(Chart and figure data)
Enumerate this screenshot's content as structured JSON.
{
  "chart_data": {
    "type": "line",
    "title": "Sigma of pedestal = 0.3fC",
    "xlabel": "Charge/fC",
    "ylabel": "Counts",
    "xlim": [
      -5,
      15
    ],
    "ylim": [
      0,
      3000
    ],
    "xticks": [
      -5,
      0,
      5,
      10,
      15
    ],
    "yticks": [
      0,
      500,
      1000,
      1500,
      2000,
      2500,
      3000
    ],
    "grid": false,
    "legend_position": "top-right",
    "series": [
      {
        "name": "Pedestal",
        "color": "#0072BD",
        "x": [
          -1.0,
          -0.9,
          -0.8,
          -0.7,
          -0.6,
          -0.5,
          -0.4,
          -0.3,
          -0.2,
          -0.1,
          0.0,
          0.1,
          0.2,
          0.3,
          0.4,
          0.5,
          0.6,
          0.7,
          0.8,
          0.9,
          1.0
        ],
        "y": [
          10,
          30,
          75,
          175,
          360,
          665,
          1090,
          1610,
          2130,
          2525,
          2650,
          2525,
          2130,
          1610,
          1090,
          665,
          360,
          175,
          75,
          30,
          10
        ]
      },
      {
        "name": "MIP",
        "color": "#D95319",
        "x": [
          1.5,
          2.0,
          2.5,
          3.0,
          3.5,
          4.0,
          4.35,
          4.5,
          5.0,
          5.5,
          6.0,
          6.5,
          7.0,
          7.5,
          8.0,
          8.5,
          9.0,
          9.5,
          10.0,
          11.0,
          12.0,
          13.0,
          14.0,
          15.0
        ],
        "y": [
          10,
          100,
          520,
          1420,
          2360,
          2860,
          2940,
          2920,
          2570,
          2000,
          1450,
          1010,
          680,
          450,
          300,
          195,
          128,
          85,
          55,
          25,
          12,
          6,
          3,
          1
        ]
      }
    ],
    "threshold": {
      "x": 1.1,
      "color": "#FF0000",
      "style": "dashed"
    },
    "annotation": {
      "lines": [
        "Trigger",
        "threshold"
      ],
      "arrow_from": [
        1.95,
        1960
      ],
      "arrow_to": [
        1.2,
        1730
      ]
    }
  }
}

* _The request_
Extract all of the data above without altering anything.

* _Correct output_
Enumerate this screenshot's content as structured JSON.
{
  "chart_data": {
    "type": "line",
    "title": "Sigma of pedestal = 0.3fC",
    "xlabel": "Charge/fC",
    "ylabel": "Counts",
    "xlim": [
      -5,
      15
    ],
    "ylim": [
      0,
      3000
    ],
    "xticks": [
      -5,
      0,
      5,
      10,
      15
    ],
    "yticks": [
      0,
      500,
      1000,
      1500,
      2000,
      2500,
      3000
    ],
    "grid": false,
    "legend_position": "top-right",
    "series": [
      {
        "name": "Pedestal",
        "color": "#0072BD",
        "x": [
          -1.0,
          -0.9,
          -0.8,
          -0.7,
          -0.6,
          -0.5,
          -0.4,
          -0.3,
          -0.2,
          -0.1,
          0.0,
          0.1,
          0.2,
          0.3,
          0.4,
          0.5,
          0.6,
          0.7,
          0.8,
          0.9,
          1.0
        ],
        "y": [
          10,
          30,
          75,
          175,
          360,
          665,
          1090,
          1610,
          2130,
          2525,
          2650,
          2525,
          2130,
          1610,
          1090,
          665,
          360,
          175,
          75,
          30,
          10
        ]
      },
      {
        "name": "MIP",
        "color": "#D95319",
        "x": [
          1.5,
          2.0,
          2.5,
          3.0,
          3.5,
          4.0,
          4.35,
          4.5,
          5.0,
          5.5,
          6.0,
          6.5,
          7.0,
          7.5,
          8.0,
          8.5,
          9.0,
          9.5,
          10.0,
          11.0,
          12.0,
          13.0,
          14.0,
          15.0
        ],
        "y": [
          10,
          100,
          520,
          1420,
          2360,
          2860,
          2940,
          2920,
          2570,
          2000,
          1450,
          1010,
          680,
          450,
          300,
          195,
          128,
          85,
          55,
          25,
          12,
          6,
          3,
          1
        ]
      }
    ],
    "threshold": {
      "x": 1.1,
      "color": "#FF0000",
      "style": "dashed"
    },
    "annotation": {
      "lines": [
        "Trigger",
        "threshold"
      ],
      "arrow_from": [
        1.95,
        1960
      ],
      "arrow_to": [
        1.2,
        1730
      ]
    }
  }
}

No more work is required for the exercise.